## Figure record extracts
"""
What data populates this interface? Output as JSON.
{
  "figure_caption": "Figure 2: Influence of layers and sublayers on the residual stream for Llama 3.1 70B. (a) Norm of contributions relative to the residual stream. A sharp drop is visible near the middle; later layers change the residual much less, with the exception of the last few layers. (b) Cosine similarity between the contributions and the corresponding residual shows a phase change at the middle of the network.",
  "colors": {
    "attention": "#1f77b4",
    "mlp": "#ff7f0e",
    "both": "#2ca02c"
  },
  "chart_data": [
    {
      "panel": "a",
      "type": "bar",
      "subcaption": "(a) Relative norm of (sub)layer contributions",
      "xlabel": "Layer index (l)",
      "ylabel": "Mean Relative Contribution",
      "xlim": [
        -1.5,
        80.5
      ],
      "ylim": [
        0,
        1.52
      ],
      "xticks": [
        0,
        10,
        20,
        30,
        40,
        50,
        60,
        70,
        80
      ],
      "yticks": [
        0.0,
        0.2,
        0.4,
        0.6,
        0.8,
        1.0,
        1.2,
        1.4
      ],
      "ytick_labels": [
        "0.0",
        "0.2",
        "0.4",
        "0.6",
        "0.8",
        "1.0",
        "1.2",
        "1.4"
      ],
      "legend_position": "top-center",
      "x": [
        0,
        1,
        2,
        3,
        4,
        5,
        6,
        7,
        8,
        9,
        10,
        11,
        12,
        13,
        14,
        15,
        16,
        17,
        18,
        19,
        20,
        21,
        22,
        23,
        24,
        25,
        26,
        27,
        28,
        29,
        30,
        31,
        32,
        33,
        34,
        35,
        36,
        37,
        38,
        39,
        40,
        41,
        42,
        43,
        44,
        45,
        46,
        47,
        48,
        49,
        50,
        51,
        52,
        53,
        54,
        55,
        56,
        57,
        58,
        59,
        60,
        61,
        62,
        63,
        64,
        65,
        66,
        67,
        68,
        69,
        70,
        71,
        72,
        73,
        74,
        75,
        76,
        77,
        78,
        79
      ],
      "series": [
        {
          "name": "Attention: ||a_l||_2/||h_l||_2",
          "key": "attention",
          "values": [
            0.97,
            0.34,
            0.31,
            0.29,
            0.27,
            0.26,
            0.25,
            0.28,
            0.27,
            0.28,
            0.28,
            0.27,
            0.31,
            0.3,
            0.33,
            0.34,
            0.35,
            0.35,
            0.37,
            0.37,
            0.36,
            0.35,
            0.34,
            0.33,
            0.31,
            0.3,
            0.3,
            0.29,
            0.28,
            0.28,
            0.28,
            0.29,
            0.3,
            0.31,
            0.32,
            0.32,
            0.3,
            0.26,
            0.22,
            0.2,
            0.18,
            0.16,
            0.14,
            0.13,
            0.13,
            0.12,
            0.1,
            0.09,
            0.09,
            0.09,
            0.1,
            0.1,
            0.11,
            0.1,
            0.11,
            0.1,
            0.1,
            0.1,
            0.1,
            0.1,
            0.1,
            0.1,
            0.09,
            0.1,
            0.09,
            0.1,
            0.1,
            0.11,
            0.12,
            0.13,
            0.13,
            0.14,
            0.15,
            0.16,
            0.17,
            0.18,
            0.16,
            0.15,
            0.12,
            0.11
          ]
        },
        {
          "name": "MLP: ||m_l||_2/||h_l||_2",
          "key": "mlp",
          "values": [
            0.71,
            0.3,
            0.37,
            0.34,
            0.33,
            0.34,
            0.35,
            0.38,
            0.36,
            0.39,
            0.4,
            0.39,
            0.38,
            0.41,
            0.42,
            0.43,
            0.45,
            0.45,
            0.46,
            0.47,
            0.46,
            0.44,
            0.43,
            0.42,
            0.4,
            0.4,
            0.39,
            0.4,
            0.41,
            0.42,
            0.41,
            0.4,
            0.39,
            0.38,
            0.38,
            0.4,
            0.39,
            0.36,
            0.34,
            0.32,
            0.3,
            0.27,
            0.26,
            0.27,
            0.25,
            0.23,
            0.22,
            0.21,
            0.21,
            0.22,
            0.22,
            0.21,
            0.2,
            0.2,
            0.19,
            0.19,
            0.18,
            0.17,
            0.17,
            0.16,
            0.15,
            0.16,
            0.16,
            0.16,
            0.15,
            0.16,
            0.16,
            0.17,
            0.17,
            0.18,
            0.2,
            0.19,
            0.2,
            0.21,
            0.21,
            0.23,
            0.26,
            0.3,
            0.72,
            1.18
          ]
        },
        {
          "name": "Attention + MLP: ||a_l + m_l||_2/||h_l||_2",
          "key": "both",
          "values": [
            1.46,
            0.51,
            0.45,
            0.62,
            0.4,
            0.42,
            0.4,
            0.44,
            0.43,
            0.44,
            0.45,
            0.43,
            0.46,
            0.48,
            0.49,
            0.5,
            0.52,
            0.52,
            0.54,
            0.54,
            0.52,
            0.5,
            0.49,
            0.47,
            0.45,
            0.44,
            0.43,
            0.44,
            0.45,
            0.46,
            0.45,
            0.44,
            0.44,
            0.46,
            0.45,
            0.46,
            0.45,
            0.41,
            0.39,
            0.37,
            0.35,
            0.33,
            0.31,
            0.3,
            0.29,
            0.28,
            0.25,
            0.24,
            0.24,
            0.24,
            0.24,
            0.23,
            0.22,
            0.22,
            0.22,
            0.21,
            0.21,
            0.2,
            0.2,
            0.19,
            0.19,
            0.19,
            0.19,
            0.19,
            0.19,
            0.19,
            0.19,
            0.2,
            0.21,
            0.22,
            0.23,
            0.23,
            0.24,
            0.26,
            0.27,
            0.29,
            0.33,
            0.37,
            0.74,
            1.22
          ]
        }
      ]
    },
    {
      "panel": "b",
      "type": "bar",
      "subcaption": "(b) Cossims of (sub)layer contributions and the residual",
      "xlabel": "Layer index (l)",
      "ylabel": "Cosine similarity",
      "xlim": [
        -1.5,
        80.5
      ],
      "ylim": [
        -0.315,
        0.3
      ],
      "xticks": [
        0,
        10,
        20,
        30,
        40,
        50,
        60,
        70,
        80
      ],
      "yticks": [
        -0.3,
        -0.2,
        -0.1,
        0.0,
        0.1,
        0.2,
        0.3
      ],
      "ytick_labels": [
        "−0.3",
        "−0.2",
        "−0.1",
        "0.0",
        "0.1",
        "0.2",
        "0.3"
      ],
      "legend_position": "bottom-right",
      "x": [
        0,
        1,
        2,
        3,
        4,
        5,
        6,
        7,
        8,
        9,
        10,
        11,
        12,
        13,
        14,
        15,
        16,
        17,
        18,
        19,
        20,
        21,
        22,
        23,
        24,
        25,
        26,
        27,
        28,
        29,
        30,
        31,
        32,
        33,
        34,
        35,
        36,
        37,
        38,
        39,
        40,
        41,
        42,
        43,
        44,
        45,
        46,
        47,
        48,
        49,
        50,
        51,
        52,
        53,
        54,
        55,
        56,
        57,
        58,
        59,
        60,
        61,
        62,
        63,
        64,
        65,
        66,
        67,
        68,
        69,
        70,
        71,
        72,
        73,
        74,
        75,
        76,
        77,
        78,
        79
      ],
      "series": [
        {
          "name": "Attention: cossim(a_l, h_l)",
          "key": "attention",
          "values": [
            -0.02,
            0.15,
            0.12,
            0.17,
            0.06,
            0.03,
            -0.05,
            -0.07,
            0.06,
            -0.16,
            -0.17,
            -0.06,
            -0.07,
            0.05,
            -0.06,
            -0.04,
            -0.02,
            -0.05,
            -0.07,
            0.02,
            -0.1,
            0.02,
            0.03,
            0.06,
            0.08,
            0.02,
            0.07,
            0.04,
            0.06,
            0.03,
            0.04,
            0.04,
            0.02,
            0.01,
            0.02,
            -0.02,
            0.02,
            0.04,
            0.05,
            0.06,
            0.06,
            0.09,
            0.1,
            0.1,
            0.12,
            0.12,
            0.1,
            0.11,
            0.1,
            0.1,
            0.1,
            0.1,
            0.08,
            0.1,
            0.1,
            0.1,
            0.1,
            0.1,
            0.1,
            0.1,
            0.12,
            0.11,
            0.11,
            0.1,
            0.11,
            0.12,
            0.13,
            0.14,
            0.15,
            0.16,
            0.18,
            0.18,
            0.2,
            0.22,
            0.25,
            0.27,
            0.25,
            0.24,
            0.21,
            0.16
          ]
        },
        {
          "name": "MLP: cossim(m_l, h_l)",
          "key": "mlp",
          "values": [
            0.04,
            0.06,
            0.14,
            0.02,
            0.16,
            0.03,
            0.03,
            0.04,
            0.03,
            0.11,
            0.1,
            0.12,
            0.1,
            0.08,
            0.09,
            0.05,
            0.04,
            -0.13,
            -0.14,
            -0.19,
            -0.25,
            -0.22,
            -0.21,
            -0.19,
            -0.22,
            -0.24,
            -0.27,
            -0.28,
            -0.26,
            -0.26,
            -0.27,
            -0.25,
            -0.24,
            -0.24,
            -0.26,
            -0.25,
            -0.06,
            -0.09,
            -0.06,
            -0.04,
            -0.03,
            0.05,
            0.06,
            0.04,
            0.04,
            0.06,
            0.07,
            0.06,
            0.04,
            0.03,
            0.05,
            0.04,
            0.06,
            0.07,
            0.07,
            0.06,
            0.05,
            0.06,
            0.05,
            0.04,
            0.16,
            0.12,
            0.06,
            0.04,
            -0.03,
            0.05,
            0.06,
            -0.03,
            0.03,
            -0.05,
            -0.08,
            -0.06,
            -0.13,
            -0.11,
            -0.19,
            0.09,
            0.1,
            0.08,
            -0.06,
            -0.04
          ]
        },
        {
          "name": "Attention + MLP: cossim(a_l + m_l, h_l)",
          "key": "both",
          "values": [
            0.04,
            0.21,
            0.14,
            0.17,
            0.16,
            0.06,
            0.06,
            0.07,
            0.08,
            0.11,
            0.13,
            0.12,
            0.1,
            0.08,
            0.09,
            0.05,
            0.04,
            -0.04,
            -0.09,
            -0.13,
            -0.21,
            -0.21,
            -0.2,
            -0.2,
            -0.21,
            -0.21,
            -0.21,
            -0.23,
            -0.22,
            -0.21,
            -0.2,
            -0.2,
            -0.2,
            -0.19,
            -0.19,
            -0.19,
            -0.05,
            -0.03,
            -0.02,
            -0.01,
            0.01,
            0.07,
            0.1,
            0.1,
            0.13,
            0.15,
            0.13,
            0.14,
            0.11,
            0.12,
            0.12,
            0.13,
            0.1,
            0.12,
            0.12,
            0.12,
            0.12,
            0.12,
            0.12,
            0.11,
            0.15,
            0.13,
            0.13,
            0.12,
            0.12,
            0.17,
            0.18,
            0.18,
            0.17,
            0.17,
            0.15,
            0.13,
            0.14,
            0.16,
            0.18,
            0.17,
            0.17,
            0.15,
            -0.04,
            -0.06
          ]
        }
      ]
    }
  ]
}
"""
## SHORT EXERCISE
Lines that include the word "Cosine" are to be extracted from the data above.

## EXERCISE OUTPUT
  "figure_caption": "Figure 2: Influence of layers and sublayers on the residual stream for Llama 3.1 70B. (a) Norm of contributions relative to the residual stream. A sharp drop is visible near the middle; later layers change the residual much less, with the exception of the last few layers. (b) Cosine similarity between the contributions and the corresponding residual shows a phase change at the middle of the network.",
      "ylabel": "Cosine similarity",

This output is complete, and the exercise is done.